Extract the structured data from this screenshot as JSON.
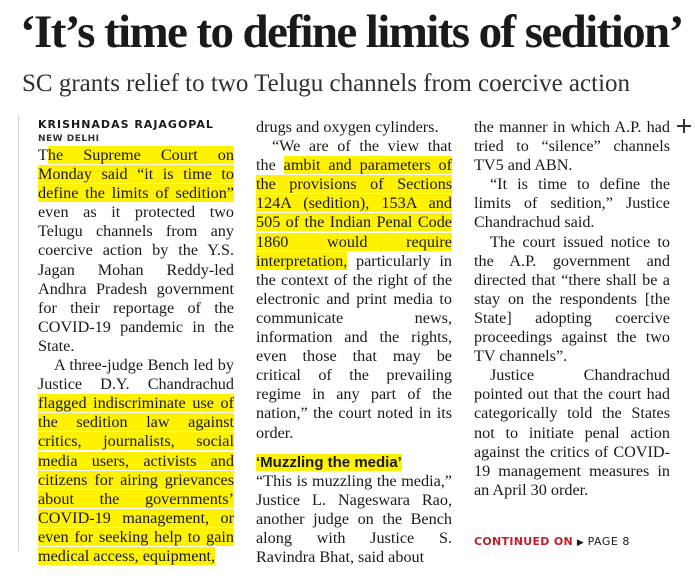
{
  "headline": "‘It’s time to define limits of sedition’",
  "subhead": "SC grants relief to two Telugu channels from coercive action",
  "byline": "KRISHNADAS RAJAGOPAL",
  "dateline": "NEW DELHI",
  "columns": {
    "c1": {
      "p1_a": "T",
      "p1_hl": "he Supreme Court on Monday said “it is time to define the limits of sedition”",
      "p1_b": " even as it protected two Telugu channels from any coercive action by the Y.S. Jagan Mohan Reddy-led Andhra Pradesh government for their reportage of the COVID-19 pandemic in the State.",
      "p2_a": "A three-judge Bench led by Justice D.Y. Chandrachud ",
      "p2_hl": "flagged indiscriminate use of the sedition law against critics, journalists, social media users, activists and citizens for airing grievances about the governments’ COVID-19 management, or even for seeking help to gain medical access, equipment,"
    },
    "c2": {
      "p1": "drugs and oxygen cylinders.",
      "p2_a": "“We are of the view that the ",
      "p2_hl": "ambit and parameters of the provisions of Sections 124A (sedition), 153A and 505 of the Indian Penal Code 1860 would require interpretation,",
      "p2_b": " particularly in the context of the right of the electronic and print media to communicate news, information and the rights, even those that may be critical of the prevailing regime in any part of the nation,” the court noted in its order.",
      "subhead": "‘Muzzling the media’",
      "p3": "“This is muzzling the media,” Justice L. Nageswara Rao, another judge on the Bench along with Justice S. Ravindra Bhat, said about"
    },
    "c3": {
      "p1": "the manner in which A.P. had tried to “silence” channels TV5 and ABN.",
      "p2": "“It is time to define the limits of sedition,” Justice Chandrachud said.",
      "p3": "The court issued notice to the A.P. government and directed that “there shall be a stay on the respondents [the State] adopting coercive proceedings against the two TV channels”.",
      "p4": "Justice Chandrachud pointed out that the court had categorically told the States not to initiate penal action against the critics of COVID-19 management measures in an April 30 order."
    }
  },
  "continued": {
    "label": "CONTINUED ON",
    "arrow": "▶",
    "page": "PAGE 8"
  },
  "colors": {
    "highlight": "#fff200",
    "continued_red": "#c0202a",
    "text": "#1a1a1a"
  }
}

####

▸ The task: Look over the listing. Pull out every line with the string "about" in it.

▸ Exercise response:
      "p2_hl": "flagged indiscriminate use of the sedition law against critics, journalists, social media users, activists and citizens for airing grievances about the governments’ COVID-19 management, or even for seeking help to gain medical access, equipment,"
      "p3": "“This is muzzling the media,” Justice L. Nageswara Rao, another judge on the Bench along with Justice S. Ravindra Bhat, said about"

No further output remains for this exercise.